* Exercise task: Leave out every picture, then transcribe the rest of the listing exactly.

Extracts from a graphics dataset
::::

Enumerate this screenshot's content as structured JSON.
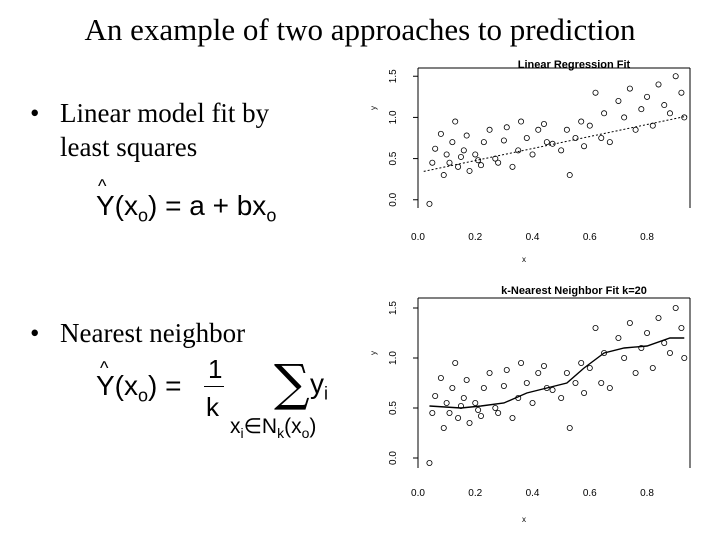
{
  "slide": {
    "title": "An example of two approaches to prediction",
    "bullets": [
      {
        "line1": "Linear model fit by",
        "line2": "least squares"
      },
      {
        "line1": "Nearest neighbor"
      }
    ],
    "formula1": {
      "lhs": "Y(x",
      "sub": "o",
      "rhs_a": ") = a + bx",
      "rhs_sub": "o"
    },
    "formula2": {
      "lhs": "Y(x",
      "sub": "o",
      "eq": ") =",
      "num": "1",
      "den": "k",
      "sum": "∑",
      "yi": "y",
      "yi_sub": "i",
      "under": "x",
      "under_sub": "i",
      "under_in": "∈N",
      "under_k": "k",
      "under_x": "(x",
      "under_xsub": "o",
      "under_close": ")"
    }
  },
  "chart_data": [
    {
      "type": "scatter",
      "title": "Linear Regression Fit",
      "xlabel": "x",
      "ylabel": "y",
      "xlim": [
        0.0,
        0.95
      ],
      "ylim": [
        -0.1,
        1.6
      ],
      "xticks": [
        "0.0",
        "0.2",
        "0.4",
        "0.6",
        "0.8"
      ],
      "yticks": [
        "0.0",
        "0.5",
        "1.0",
        "1.5"
      ],
      "fit": {
        "kind": "line",
        "style": "dotted",
        "intercept": 0.33,
        "slope": 0.73
      }
    },
    {
      "type": "scatter",
      "title": "k-Nearest Neighbor Fit k=20",
      "xlabel": "x",
      "ylabel": "y",
      "xlim": [
        0.0,
        0.95
      ],
      "ylim": [
        -0.1,
        1.6
      ],
      "xticks": [
        "0.0",
        "0.2",
        "0.4",
        "0.6",
        "0.8"
      ],
      "yticks": [
        "0.0",
        "0.5",
        "1.0",
        "1.5"
      ],
      "fit": {
        "kind": "curve",
        "style": "solid",
        "x": [
          0.04,
          0.15,
          0.22,
          0.3,
          0.38,
          0.45,
          0.52,
          0.58,
          0.65,
          0.72,
          0.8,
          0.88,
          0.93
        ],
        "y": [
          0.52,
          0.5,
          0.52,
          0.55,
          0.65,
          0.7,
          0.75,
          0.9,
          1.05,
          1.1,
          1.12,
          1.2,
          1.2
        ]
      }
    }
  ],
  "points": {
    "x": [
      0.04,
      0.05,
      0.06,
      0.08,
      0.09,
      0.1,
      0.11,
      0.12,
      0.13,
      0.14,
      0.15,
      0.16,
      0.17,
      0.18,
      0.2,
      0.21,
      0.22,
      0.23,
      0.25,
      0.27,
      0.28,
      0.3,
      0.31,
      0.33,
      0.35,
      0.36,
      0.38,
      0.4,
      0.42,
      0.44,
      0.45,
      0.47,
      0.5,
      0.52,
      0.53,
      0.55,
      0.57,
      0.58,
      0.6,
      0.62,
      0.64,
      0.65,
      0.67,
      0.7,
      0.72,
      0.74,
      0.76,
      0.78,
      0.8,
      0.82,
      0.84,
      0.86,
      0.88,
      0.9,
      0.92,
      0.93
    ],
    "y": [
      -0.05,
      0.45,
      0.62,
      0.8,
      0.3,
      0.55,
      0.45,
      0.7,
      0.95,
      0.4,
      0.52,
      0.6,
      0.78,
      0.35,
      0.55,
      0.48,
      0.42,
      0.7,
      0.85,
      0.5,
      0.45,
      0.72,
      0.88,
      0.4,
      0.6,
      0.95,
      0.75,
      0.55,
      0.85,
      0.92,
      0.7,
      0.68,
      0.6,
      0.85,
      0.3,
      0.75,
      0.95,
      0.65,
      0.9,
      1.3,
      0.75,
      1.05,
      0.7,
      1.2,
      1.0,
      1.35,
      0.85,
      1.1,
      1.25,
      0.9,
      1.4,
      1.15,
      1.05,
      1.5,
      1.3,
      1.0
    ]
  },
  "fonts": {}
}
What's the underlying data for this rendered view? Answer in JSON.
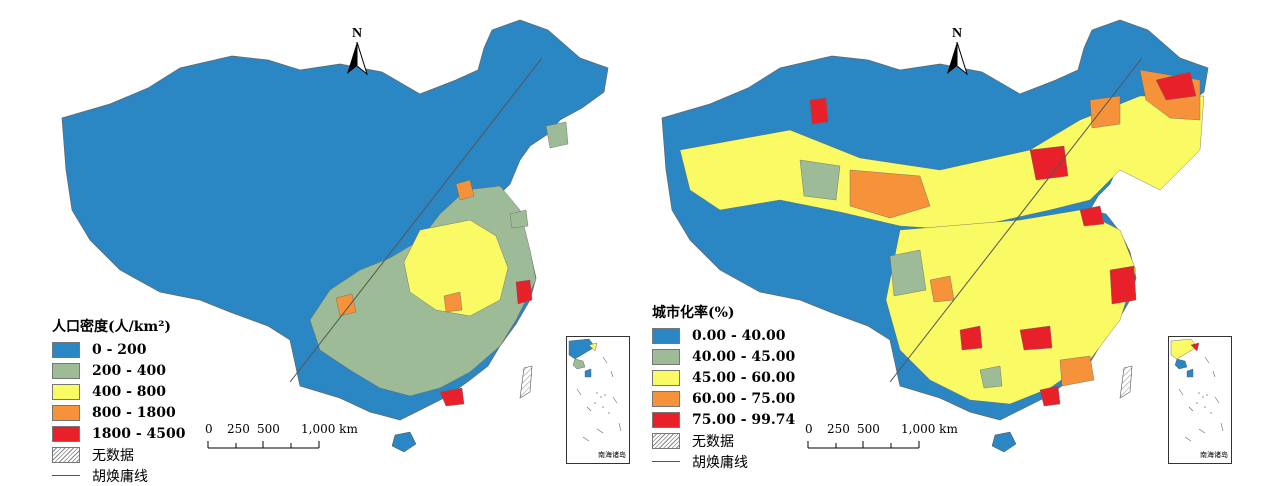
{
  "panels": [
    {
      "north_label": "N",
      "legend_title": "人口密度(人/km²)",
      "classes": [
        {
          "label": "0 - 200",
          "color": "#2b86c4"
        },
        {
          "label": "200 - 400",
          "color": "#9cbb96"
        },
        {
          "label": "400 - 800",
          "color": "#fafa64"
        },
        {
          "label": "800 - 1800",
          "color": "#f5923a"
        },
        {
          "label": "1800 - 4500",
          "color": "#e8202a"
        }
      ],
      "no_data_label": "无数据",
      "line_label": "胡焕庸线",
      "scale_labels": [
        "0",
        "250",
        "500",
        "1,000 km"
      ],
      "inset_label": "南海诸岛"
    },
    {
      "north_label": "N",
      "legend_title": "城市化率(%)",
      "classes": [
        {
          "label": "0.00 - 40.00",
          "color": "#2b86c4"
        },
        {
          "label": "40.00 - 45.00",
          "color": "#9cbb96"
        },
        {
          "label": "45.00 - 60.00",
          "color": "#fafa64"
        },
        {
          "label": "60.00 - 75.00",
          "color": "#f5923a"
        },
        {
          "label": "75.00 - 99.74",
          "color": "#e8202a"
        }
      ],
      "no_data_label": "无数据",
      "line_label": "胡焕庸线",
      "scale_labels": [
        "0",
        "250",
        "500",
        "1,000 km"
      ],
      "inset_label": "南海诸岛"
    }
  ]
}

::::

* Answer below:
Enumerate this screenshot's content as structured JSON.
{
  "slide": {
    "title": "An example of two approaches to prediction",
    "bullets": [
      {
        "line1": "Linear model fit by",
        "line2": "least squares"
      },
      {
        "line1": "Nearest neighbor"
      }
    ],
    "formula1": {
      "lhs": "Y(x",
      "sub": "o",
      "rhs_a": ") = a + bx",
      "rhs_sub": "o"
    },
    "formula2": {
      "lhs": "Y(x",
      "sub": "o",
      "eq": ") =",
      "num": "1",
      "den": "k",
      "sum": "∑",
      "yi": "y",
      "yi_sub": "i",
      "under": "x",
      "under_sub": "i",
      "under_in": "∈N",
      "under_k": "k",
      "under_x": "(x",
      "under_xsub": "o",
      "under_close": ")"
    }
  },
  "chart_data": [
    {
      "type": "scatter",
      "title": "Linear Regression Fit",
      "xlabel": "x",
      "ylabel": "y",
      "xlim": [
        0.0,
        0.95
      ],
      "ylim": [
        -0.1,
        1.6
      ],
      "xticks": [
        "0.0",
        "0.2",
        "0.4",
        "0.6",
        "0.8"
      ],
      "yticks": [
        "0.0",
        "0.5",
        "1.0",
        "1.5"
      ],
      "fit": {
        "kind": "line",
        "style": "dotted",
        "intercept": 0.33,
        "slope": 0.73
      }
    },
    {
      "type": "scatter",
      "title": "k-Nearest Neighbor Fit k=20",
      "xlabel": "x",
      "ylabel": "y",
      "xlim": [
        0.0,
        0.95
      ],
      "ylim": [
        -0.1,
        1.6
      ],
      "xticks": [
        "0.0",
        "0.2",
        "0.4",
        "0.6",
        "0.8"
      ],
      "yticks": [
        "0.0",
        "0.5",
        "1.0",
        "1.5"
      ],
      "fit": {
        "kind": "curve",
        "style": "solid",
        "x": [
          0.04,
          0.15,
          0.22,
          0.3,
          0.38,
          0.45,
          0.52,
          0.58,
          0.65,
          0.72,
          0.8,
          0.88,
          0.93
        ],
        "y": [
          0.52,
          0.5,
          0.52,
          0.55,
          0.65,
          0.7,
          0.75,
          0.9,
          1.05,
          1.1,
          1.12,
          1.2,
          1.2
        ]
      }
    }
  ],
  "points": {
    "x": [
      0.04,
      0.05,
      0.06,
      0.08,
      0.09,
      0.1,
      0.11,
      0.12,
      0.13,
      0.14,
      0.15,
      0.16,
      0.17,
      0.18,
      0.2,
      0.21,
      0.22,
      0.23,
      0.25,
      0.27,
      0.28,
      0.3,
      0.31,
      0.33,
      0.35,
      0.36,
      0.38,
      0.4,
      0.42,
      0.44,
      0.45,
      0.47,
      0.5,
      0.52,
      0.53,
      0.55,
      0.57,
      0.58,
      0.6,
      0.62,
      0.64,
      0.65,
      0.67,
      0.7,
      0.72,
      0.74,
      0.76,
      0.78,
      0.8,
      0.82,
      0.84,
      0.86,
      0.88,
      0.9,
      0.92,
      0.93
    ],
    "y": [
      -0.05,
      0.45,
      0.62,
      0.8,
      0.3,
      0.55,
      0.45,
      0.7,
      0.95,
      0.4,
      0.52,
      0.6,
      0.78,
      0.35,
      0.55,
      0.48,
      0.42,
      0.7,
      0.85,
      0.5,
      0.45,
      0.72,
      0.88,
      0.4,
      0.6,
      0.95,
      0.75,
      0.55,
      0.85,
      0.92,
      0.7,
      0.68,
      0.6,
      0.85,
      0.3,
      0.75,
      0.95,
      0.65,
      0.9,
      1.3,
      0.75,
      1.05,
      0.7,
      1.2,
      1.0,
      1.35,
      0.85,
      1.1,
      1.25,
      0.9,
      1.4,
      1.15,
      1.05,
      1.5,
      1.3,
      1.0
    ]
  },
  "fonts": {}
}
What's the underlying data for this rendered view? Answer in JSON.
{
  "panels": [
    {
      "north_label": "N",
      "legend_title": "人口密度(人/km²)",
      "classes": [
        {
          "label": "0 - 200",
          "color": "#2b86c4"
        },
        {
          "label": "200 - 400",
          "color": "#9cbb96"
        },
        {
          "label": "400 - 800",
          "color": "#fafa64"
        },
        {
          "label": "800 - 1800",
          "color": "#f5923a"
        },
        {
          "label": "1800 - 4500",
          "color": "#e8202a"
        }
      ],
      "no_data_label": "无数据",
      "line_label": "胡焕庸线",
      "scale_labels": [
        "0",
        "250",
        "500",
        "1,000 km"
      ],
      "inset_label": "南海诸岛"
    },
    {
      "north_label": "N",
      "legend_title": "城市化率(%)",
      "classes": [
        {
          "label": "0.00 - 40.00",
          "color": "#2b86c4"
        },
        {
          "label": "40.00 - 45.00",
          "color": "#9cbb96"
        },
        {
          "label": "45.00 - 60.00",
          "color": "#fafa64"
        },
        {
          "label": "60.00 - 75.00",
          "color": "#f5923a"
        },
        {
          "label": "75.00 - 99.74",
          "color": "#e8202a"
        }
      ],
      "no_data_label": "无数据",
      "line_label": "胡焕庸线",
      "scale_labels": [
        "0",
        "250",
        "500",
        "1,000 km"
      ],
      "inset_label": "南海诸岛"
    }
  ]
}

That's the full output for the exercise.